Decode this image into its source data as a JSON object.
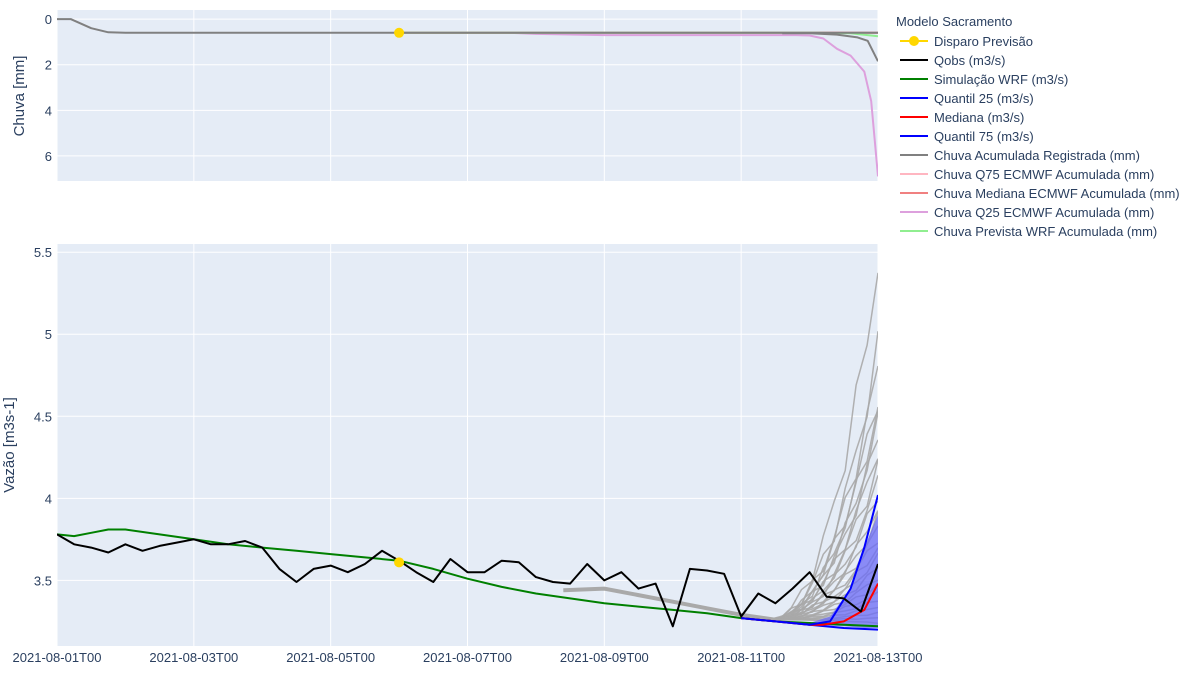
{
  "chart_data": {
    "type": "line",
    "legend": {
      "title": "Modelo Sacramento",
      "placement": "right",
      "items": [
        {
          "label": "Disparo Previsão",
          "color": "#FFD700",
          "marker": true
        },
        {
          "label": "Qobs (m3/s)",
          "color": "#000000"
        },
        {
          "label": "Simulação WRF (m3/s)",
          "color": "#008000"
        },
        {
          "label": "Quantil 25 (m3/s)",
          "color": "#0000FF"
        },
        {
          "label": "Mediana (m3/s)",
          "color": "#FF0000"
        },
        {
          "label": "Quantil 75 (m3/s)",
          "color": "#0000FF"
        },
        {
          "label": "Chuva Acumulada Registrada (mm)",
          "color": "#808080"
        },
        {
          "label": "Chuva Q75 ECMWF Acumulada (mm)",
          "color": "#FFB6C1"
        },
        {
          "label": "Chuva Mediana ECMWF Acumulada (mm)",
          "color": "#F08080"
        },
        {
          "label": "Chuva Q25 ECMWF Acumulada (mm)",
          "color": "#DDA0DD"
        },
        {
          "label": "Chuva Prevista WRF Acumulada (mm)",
          "color": "#90EE90"
        }
      ]
    },
    "xaxis": {
      "range_days": [
        0,
        12
      ],
      "tick_days": [
        0,
        2,
        4,
        6,
        8,
        10,
        12
      ],
      "tick_labels": [
        "2021-08-01T00",
        "2021-08-03T00",
        "2021-08-05T00",
        "2021-08-07T00",
        "2021-08-09T00",
        "2021-08-11T00",
        "2021-08-13T00"
      ]
    },
    "rain_panel": {
      "ylabel": "Chuva [mm]",
      "yrange": [
        7.1,
        -0.4
      ],
      "reversed": true,
      "ticks": [
        0,
        2,
        4,
        6
      ],
      "tick_labels": [
        "0",
        "2",
        "4",
        "6"
      ],
      "grid": true,
      "series": [
        {
          "key": "registrada",
          "color": "#808080",
          "x": [
            0,
            0.2,
            0.5,
            0.75,
            1,
            3,
            5,
            7,
            9,
            11,
            11.5,
            12
          ],
          "y": [
            0,
            0,
            0.4,
            0.58,
            0.6,
            0.6,
            0.6,
            0.6,
            0.6,
            0.6,
            0.6,
            0.6
          ]
        },
        {
          "key": "q75",
          "color": "#FFB6C1",
          "x": [
            5,
            7,
            9,
            11,
            11.5,
            12
          ],
          "y": [
            0.6,
            0.6,
            0.6,
            0.6,
            0.6,
            0.6
          ]
        },
        {
          "key": "mediana",
          "color": "#F08080",
          "x": [
            5,
            7,
            9,
            11,
            11.4,
            11.8,
            12
          ],
          "y": [
            0.6,
            0.6,
            0.6,
            0.6,
            0.6,
            0.6,
            0.6
          ]
        },
        {
          "key": "q25",
          "color": "#DDA0DD",
          "x": [
            5,
            6.6,
            7,
            8,
            9,
            10,
            10.8,
            11,
            11.2,
            11.4,
            11.6,
            11.8,
            11.9,
            12
          ],
          "y": [
            0.6,
            0.6,
            0.65,
            0.7,
            0.7,
            0.7,
            0.7,
            0.72,
            0.85,
            1.3,
            1.6,
            2.3,
            3.6,
            6.9
          ]
        },
        {
          "key": "wrf",
          "color": "#90EE90",
          "x": [
            5,
            7,
            9,
            11,
            11.6,
            12
          ],
          "y": [
            0.6,
            0.6,
            0.6,
            0.6,
            0.62,
            0.75
          ]
        },
        {
          "key": "registrada_top",
          "color": "#808080",
          "x": [
            10.6,
            11,
            11.4,
            11.7,
            11.85,
            12
          ],
          "y": [
            0.62,
            0.62,
            0.68,
            0.8,
            0.95,
            1.85
          ]
        }
      ],
      "trigger": {
        "x": 5.0,
        "y": 0.6
      }
    },
    "flow_panel": {
      "ylabel": "Vazão [m3s-1]",
      "yrange": [
        3.1,
        5.55
      ],
      "ticks": [
        3.5,
        4,
        4.5,
        5,
        5.5
      ],
      "tick_labels": [
        "3.5",
        "4",
        "4.5",
        "5",
        "5.5"
      ],
      "grid": true,
      "series": [
        {
          "key": "qobs",
          "color": "#000000",
          "x": [
            0,
            0.25,
            0.5,
            0.75,
            1,
            1.25,
            1.5,
            1.75,
            2,
            2.25,
            2.5,
            2.75,
            3,
            3.25,
            3.5,
            3.75,
            4,
            4.25,
            4.5,
            4.75,
            5,
            5.25,
            5.5,
            5.75,
            6,
            6.25,
            6.5,
            6.75,
            7,
            7.25,
            7.5,
            7.75,
            8,
            8.25,
            8.5,
            8.75,
            9,
            9.25,
            9.5,
            9.75,
            10,
            10.25,
            10.5,
            10.75,
            11,
            11.25,
            11.5,
            11.75,
            12
          ],
          "y": [
            3.78,
            3.72,
            3.7,
            3.67,
            3.72,
            3.68,
            3.71,
            3.73,
            3.75,
            3.72,
            3.72,
            3.74,
            3.7,
            3.57,
            3.49,
            3.57,
            3.59,
            3.55,
            3.6,
            3.68,
            3.62,
            3.55,
            3.49,
            3.63,
            3.55,
            3.55,
            3.62,
            3.61,
            3.52,
            3.49,
            3.48,
            3.6,
            3.5,
            3.55,
            3.45,
            3.48,
            3.22,
            3.57,
            3.56,
            3.54,
            3.28,
            3.42,
            3.36,
            3.45,
            3.55,
            3.4,
            3.39,
            3.31,
            3.6
          ]
        },
        {
          "key": "sim_wrf",
          "color": "#008000",
          "x": [
            0,
            0.25,
            0.5,
            0.75,
            1,
            1.5,
            2,
            2.5,
            3,
            3.5,
            4,
            4.5,
            5,
            5.5,
            6,
            6.5,
            7,
            7.5,
            8,
            8.5,
            9,
            9.5,
            10,
            10.5,
            11,
            11.5,
            12
          ],
          "y": [
            3.78,
            3.77,
            3.79,
            3.81,
            3.81,
            3.78,
            3.75,
            3.72,
            3.7,
            3.68,
            3.66,
            3.64,
            3.62,
            3.57,
            3.51,
            3.46,
            3.42,
            3.39,
            3.36,
            3.34,
            3.32,
            3.3,
            3.27,
            3.25,
            3.24,
            3.23,
            3.22
          ]
        },
        {
          "key": "q25",
          "color": "#0000FF",
          "x": [
            10,
            10.5,
            11,
            11.5,
            12
          ],
          "y": [
            3.27,
            3.25,
            3.23,
            3.21,
            3.2
          ]
        },
        {
          "key": "mediana",
          "color": "#FF0000",
          "x": [
            10,
            10.5,
            11,
            11.2,
            11.5,
            11.8,
            12
          ],
          "y": [
            3.27,
            3.25,
            3.23,
            3.23,
            3.25,
            3.32,
            3.48
          ]
        },
        {
          "key": "q75",
          "color": "#0000FF",
          "x": [
            10,
            10.5,
            11,
            11.3,
            11.6,
            11.8,
            12
          ],
          "y": [
            3.27,
            3.25,
            3.23,
            3.25,
            3.45,
            3.7,
            4.02
          ]
        }
      ],
      "ensemble_band": {
        "color": "#6B6BF5",
        "x": [
          10.6,
          11,
          11.3,
          11.6,
          11.8,
          12,
          12,
          11.8,
          11.5,
          11,
          10.6
        ],
        "y": [
          3.25,
          3.24,
          3.28,
          3.45,
          3.7,
          3.9,
          3.21,
          3.21,
          3.22,
          3.23,
          3.25
        ]
      },
      "ensemble_members_color": "#A9A9A9",
      "ensemble_members_end": [
        5.43,
        4.92,
        4.79,
        4.62,
        4.55,
        4.45,
        4.38,
        4.3,
        4.2,
        4.1,
        4.02,
        3.95,
        3.88,
        3.82,
        3.76,
        3.7,
        3.64,
        3.58,
        3.52,
        3.47,
        3.42,
        3.38,
        3.34,
        3.3,
        3.27,
        3.24
      ],
      "trigger": {
        "x": 5.0,
        "y": 3.61
      }
    }
  }
}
▬▬▬▬▬▬
— Problem —
Extract from the material all lines containing the string "Chuva".

— Final result —
          "label": "Chuva Acumulada Registrada (mm)",
          "label": "Chuva Q75 ECMWF Acumulada (mm)",
          "label": "Chuva Mediana ECMWF Acumulada (mm)",
          "label": "Chuva Q25 ECMWF Acumulada (mm)",
          "label": "Chuva Prevista WRF Acumulada (mm)",
      "ylabel": "Chuva [mm]",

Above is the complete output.